SET OF TASKS >>
A. In the valganciclovir product introduction, what is valganciclovir HCl rapidly hydrolyzed to after oral administration?
B. Write the next part of the valganciclovir product introduction, picking up after its final sentence.

[EXERCISE TEXT Boundary: Start]

Valganciclovir HCl

Product introduction:

Valganciclovir HCl is a DNA polymerase inhibitor. After oral administration, it is rapidly hydrolyzed to ganciclovir under the action of intestinal mucosal cell esterase and liver esterase. Therefore, its pharmacodynamic characteristics are the pharmacodynamic characteristics of ganciclovir. Ganciclovir generates ganciclovir triphosphate under the phosphorylation of viral and intracellular enzymes. The latter competes with deoxyguanosine triphosphate (dGTP) as the substrate of viral DNA polymerase, so it inhibits the synthesis of viral DNA and produces anti CMV activity.

[EXERCISE TEXT Boundary: End]
[DATA UNDER STUDY Boundary: Start]

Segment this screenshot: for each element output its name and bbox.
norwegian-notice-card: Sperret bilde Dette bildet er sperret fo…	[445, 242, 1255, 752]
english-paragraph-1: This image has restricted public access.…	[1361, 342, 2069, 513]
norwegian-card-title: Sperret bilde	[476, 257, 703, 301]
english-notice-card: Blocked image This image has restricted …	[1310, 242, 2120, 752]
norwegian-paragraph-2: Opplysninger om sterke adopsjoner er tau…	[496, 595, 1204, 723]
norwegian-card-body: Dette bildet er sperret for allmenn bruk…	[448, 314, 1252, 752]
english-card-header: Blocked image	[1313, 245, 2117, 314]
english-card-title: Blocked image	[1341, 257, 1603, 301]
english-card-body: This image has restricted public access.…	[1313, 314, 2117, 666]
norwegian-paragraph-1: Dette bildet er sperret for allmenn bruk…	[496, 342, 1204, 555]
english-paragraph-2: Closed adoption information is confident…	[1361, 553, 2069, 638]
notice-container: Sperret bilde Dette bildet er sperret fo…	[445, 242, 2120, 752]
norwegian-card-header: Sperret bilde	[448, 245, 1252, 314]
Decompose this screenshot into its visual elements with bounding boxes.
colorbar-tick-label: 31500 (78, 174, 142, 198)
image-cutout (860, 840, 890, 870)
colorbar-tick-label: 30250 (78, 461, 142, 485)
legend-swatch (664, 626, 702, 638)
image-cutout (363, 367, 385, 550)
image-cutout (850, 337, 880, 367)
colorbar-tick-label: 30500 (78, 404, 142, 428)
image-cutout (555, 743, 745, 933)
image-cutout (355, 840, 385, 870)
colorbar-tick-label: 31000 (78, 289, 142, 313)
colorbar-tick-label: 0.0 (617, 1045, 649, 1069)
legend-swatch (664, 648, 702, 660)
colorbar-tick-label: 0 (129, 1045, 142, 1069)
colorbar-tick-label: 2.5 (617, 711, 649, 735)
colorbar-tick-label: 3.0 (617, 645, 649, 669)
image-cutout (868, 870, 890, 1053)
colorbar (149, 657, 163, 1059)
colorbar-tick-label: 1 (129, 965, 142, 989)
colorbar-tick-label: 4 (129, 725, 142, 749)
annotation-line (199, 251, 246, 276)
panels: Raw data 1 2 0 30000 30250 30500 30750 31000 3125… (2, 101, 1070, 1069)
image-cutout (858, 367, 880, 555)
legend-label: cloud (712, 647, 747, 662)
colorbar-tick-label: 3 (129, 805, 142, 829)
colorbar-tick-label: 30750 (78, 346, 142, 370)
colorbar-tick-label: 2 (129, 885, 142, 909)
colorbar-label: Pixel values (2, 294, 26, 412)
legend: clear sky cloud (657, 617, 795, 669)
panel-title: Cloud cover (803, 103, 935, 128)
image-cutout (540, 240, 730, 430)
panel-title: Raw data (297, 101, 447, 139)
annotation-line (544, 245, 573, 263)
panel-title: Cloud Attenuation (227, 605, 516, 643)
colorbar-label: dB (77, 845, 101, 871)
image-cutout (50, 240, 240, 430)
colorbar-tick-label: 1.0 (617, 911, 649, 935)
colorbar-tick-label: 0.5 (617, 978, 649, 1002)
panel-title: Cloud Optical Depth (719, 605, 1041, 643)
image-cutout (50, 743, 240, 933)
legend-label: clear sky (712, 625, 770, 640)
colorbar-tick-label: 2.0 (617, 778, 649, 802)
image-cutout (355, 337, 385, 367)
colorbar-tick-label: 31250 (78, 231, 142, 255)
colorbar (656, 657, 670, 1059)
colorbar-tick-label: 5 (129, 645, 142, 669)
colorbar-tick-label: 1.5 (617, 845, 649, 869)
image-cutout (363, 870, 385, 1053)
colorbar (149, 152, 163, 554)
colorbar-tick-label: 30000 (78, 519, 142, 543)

[DATA UNDER STUDY Boundary: End]

WRITTEN RESPONSES >>
A. Ganciclovir.

B.
CAS：175865-59-5

Structural type:

Molecular formula: C₁₄H₂₃ClN₆O₅

Molecular weight: 390.82

Purpose:

It is used to prevent and treat CMV infection secondary to organ transplantation. The drug is a precursor of ganciclovir and a valine ester of active ganciclovir. After oral administration, it can be rapidly hydrolyzed into ganciclovir by phosphatase in intestinal and liver cells. Its antiviral spectrum and action mechanism are similar to ganciclovir, but its bioavailability is significantly higher than ganciclovir. Its bioavailability absorbed orally is 62.4%, 10 times that of ganciclovir, The toxicity is greatly reduced.